Reproduce every entry below precisely; do not include the pictures.
>> START SUPPLIED ENTRIES
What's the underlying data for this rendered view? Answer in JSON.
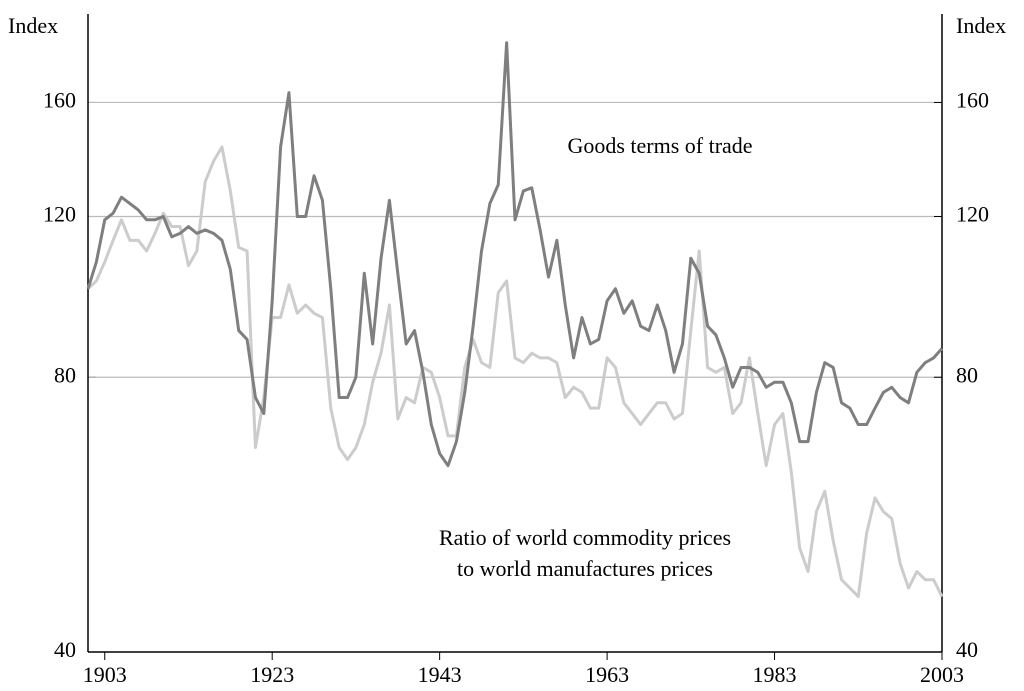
{
  "chart_data": {
    "type": "line",
    "y_label": "Index",
    "y2_label": "Index",
    "log_scale": true,
    "grid": true,
    "annotations": [
      "Goods terms of trade",
      "Ratio of world commodity prices",
      "to world manufactures prices"
    ],
    "x": [
      1901,
      1902,
      1903,
      1904,
      1905,
      1906,
      1907,
      1908,
      1909,
      1910,
      1911,
      1912,
      1913,
      1914,
      1915,
      1916,
      1917,
      1918,
      1919,
      1920,
      1921,
      1922,
      1923,
      1924,
      1925,
      1926,
      1927,
      1928,
      1929,
      1930,
      1931,
      1932,
      1933,
      1934,
      1935,
      1936,
      1937,
      1938,
      1939,
      1940,
      1941,
      1942,
      1943,
      1944,
      1945,
      1946,
      1947,
      1948,
      1949,
      1950,
      1951,
      1952,
      1953,
      1954,
      1955,
      1956,
      1957,
      1958,
      1959,
      1960,
      1961,
      1962,
      1963,
      1964,
      1965,
      1966,
      1967,
      1968,
      1969,
      1970,
      1971,
      1972,
      1973,
      1974,
      1975,
      1976,
      1977,
      1978,
      1979,
      1980,
      1981,
      1982,
      1983,
      1984,
      1985,
      1986,
      1987,
      1988,
      1989,
      1990,
      1991,
      1992,
      1993,
      1994,
      1995,
      1996,
      1997,
      1998,
      1999,
      2000,
      2001,
      2002,
      2003
    ],
    "xlim": [
      1901,
      2003
    ],
    "xticks": [
      1903,
      1923,
      1943,
      1963,
      1983,
      2003
    ],
    "ylim": [
      40,
      200
    ],
    "yticks": [
      40,
      80,
      120,
      160
    ],
    "y2lim": [
      40,
      200
    ],
    "y2ticks": [
      40,
      80,
      120,
      160
    ],
    "series": [
      {
        "name": "Goods terms of trade",
        "color": "#7f7f7f",
        "values": [
          100,
          107,
          119,
          121,
          126,
          124,
          122,
          119,
          119,
          120,
          114,
          115,
          117,
          115,
          116,
          115,
          113,
          105,
          90,
          88,
          76,
          73,
          97,
          143,
          164,
          120,
          120,
          133,
          125,
          100,
          76,
          76,
          80,
          104,
          87,
          108,
          125,
          104,
          87,
          90,
          81,
          71,
          66,
          64,
          68,
          77,
          91,
          110,
          124,
          130,
          186,
          119,
          128,
          129,
          116,
          103,
          113,
          96,
          84,
          93,
          87,
          88,
          97,
          100,
          94,
          97,
          91,
          90,
          96,
          90,
          81,
          87,
          108,
          104,
          91,
          89,
          84,
          78,
          82,
          82,
          81,
          78,
          79,
          79,
          75,
          68,
          68,
          77,
          83,
          82,
          75,
          74,
          71,
          71,
          74,
          77,
          78,
          76,
          75,
          81,
          83,
          84,
          86
        ]
      },
      {
        "name": "Ratio of world commodity prices to world manufactures prices",
        "color": "#cccccc",
        "values": [
          100,
          102,
          107,
          113,
          119,
          113,
          113,
          110,
          115,
          121,
          117,
          117,
          106,
          110,
          131,
          138,
          143,
          128,
          111,
          110,
          67,
          76,
          93,
          93,
          101,
          94,
          96,
          94,
          93,
          74,
          67,
          65,
          67,
          71,
          79,
          85,
          96,
          72,
          76,
          75,
          82,
          81,
          76,
          69,
          69,
          82,
          88,
          83,
          82,
          99,
          102,
          84,
          83,
          85,
          84,
          84,
          83,
          76,
          78,
          77,
          74,
          74,
          84,
          82,
          75,
          73,
          71,
          73,
          75,
          75,
          72,
          73,
          90,
          110,
          82,
          81,
          82,
          73,
          75,
          84,
          73,
          64,
          71,
          73,
          63,
          52,
          49,
          57,
          60,
          53,
          48,
          47,
          46,
          54,
          59,
          57,
          56,
          50,
          47,
          49,
          48,
          48,
          46
        ]
      }
    ]
  }
}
>> END SUPPLIED ENTRIES
## TASK OUTPUT
What's the underlying data for this rendered view? Answer in JSON.
{
  "chart_data": {
    "type": "line",
    "y_label": "Index",
    "y2_label": "Index",
    "log_scale": true,
    "grid": true,
    "annotations": [
      "Goods terms of trade",
      "Ratio of world commodity prices",
      "to world manufactures prices"
    ],
    "x": [
      1901,
      1902,
      1903,
      1904,
      1905,
      1906,
      1907,
      1908,
      1909,
      1910,
      1911,
      1912,
      1913,
      1914,
      1915,
      1916,
      1917,
      1918,
      1919,
      1920,
      1921,
      1922,
      1923,
      1924,
      1925,
      1926,
      1927,
      1928,
      1929,
      1930,
      1931,
      1932,
      1933,
      1934,
      1935,
      1936,
      1937,
      1938,
      1939,
      1940,
      1941,
      1942,
      1943,
      1944,
      1945,
      1946,
      1947,
      1948,
      1949,
      1950,
      1951,
      1952,
      1953,
      1954,
      1955,
      1956,
      1957,
      1958,
      1959,
      1960,
      1961,
      1962,
      1963,
      1964,
      1965,
      1966,
      1967,
      1968,
      1969,
      1970,
      1971,
      1972,
      1973,
      1974,
      1975,
      1976,
      1977,
      1978,
      1979,
      1980,
      1981,
      1982,
      1983,
      1984,
      1985,
      1986,
      1987,
      1988,
      1989,
      1990,
      1991,
      1992,
      1993,
      1994,
      1995,
      1996,
      1997,
      1998,
      1999,
      2000,
      2001,
      2002,
      2003
    ],
    "xlim": [
      1901,
      2003
    ],
    "xticks": [
      1903,
      1923,
      1943,
      1963,
      1983,
      2003
    ],
    "ylim": [
      40,
      200
    ],
    "yticks": [
      40,
      80,
      120,
      160
    ],
    "y2lim": [
      40,
      200
    ],
    "y2ticks": [
      40,
      80,
      120,
      160
    ],
    "series": [
      {
        "name": "Goods terms of trade",
        "color": "#7f7f7f",
        "values": [
          100,
          107,
          119,
          121,
          126,
          124,
          122,
          119,
          119,
          120,
          114,
          115,
          117,
          115,
          116,
          115,
          113,
          105,
          90,
          88,
          76,
          73,
          97,
          143,
          164,
          120,
          120,
          133,
          125,
          100,
          76,
          76,
          80,
          104,
          87,
          108,
          125,
          104,
          87,
          90,
          81,
          71,
          66,
          64,
          68,
          77,
          91,
          110,
          124,
          130,
          186,
          119,
          128,
          129,
          116,
          103,
          113,
          96,
          84,
          93,
          87,
          88,
          97,
          100,
          94,
          97,
          91,
          90,
          96,
          90,
          81,
          87,
          108,
          104,
          91,
          89,
          84,
          78,
          82,
          82,
          81,
          78,
          79,
          79,
          75,
          68,
          68,
          77,
          83,
          82,
          75,
          74,
          71,
          71,
          74,
          77,
          78,
          76,
          75,
          81,
          83,
          84,
          86
        ]
      },
      {
        "name": "Ratio of world commodity prices to world manufactures prices",
        "color": "#cccccc",
        "values": [
          100,
          102,
          107,
          113,
          119,
          113,
          113,
          110,
          115,
          121,
          117,
          117,
          106,
          110,
          131,
          138,
          143,
          128,
          111,
          110,
          67,
          76,
          93,
          93,
          101,
          94,
          96,
          94,
          93,
          74,
          67,
          65,
          67,
          71,
          79,
          85,
          96,
          72,
          76,
          75,
          82,
          81,
          76,
          69,
          69,
          82,
          88,
          83,
          82,
          99,
          102,
          84,
          83,
          85,
          84,
          84,
          83,
          76,
          78,
          77,
          74,
          74,
          84,
          82,
          75,
          73,
          71,
          73,
          75,
          75,
          72,
          73,
          90,
          110,
          82,
          81,
          82,
          73,
          75,
          84,
          73,
          64,
          71,
          73,
          63,
          52,
          49,
          57,
          60,
          53,
          48,
          47,
          46,
          54,
          59,
          57,
          56,
          50,
          47,
          49,
          48,
          48,
          46
        ]
      }
    ]
  }
}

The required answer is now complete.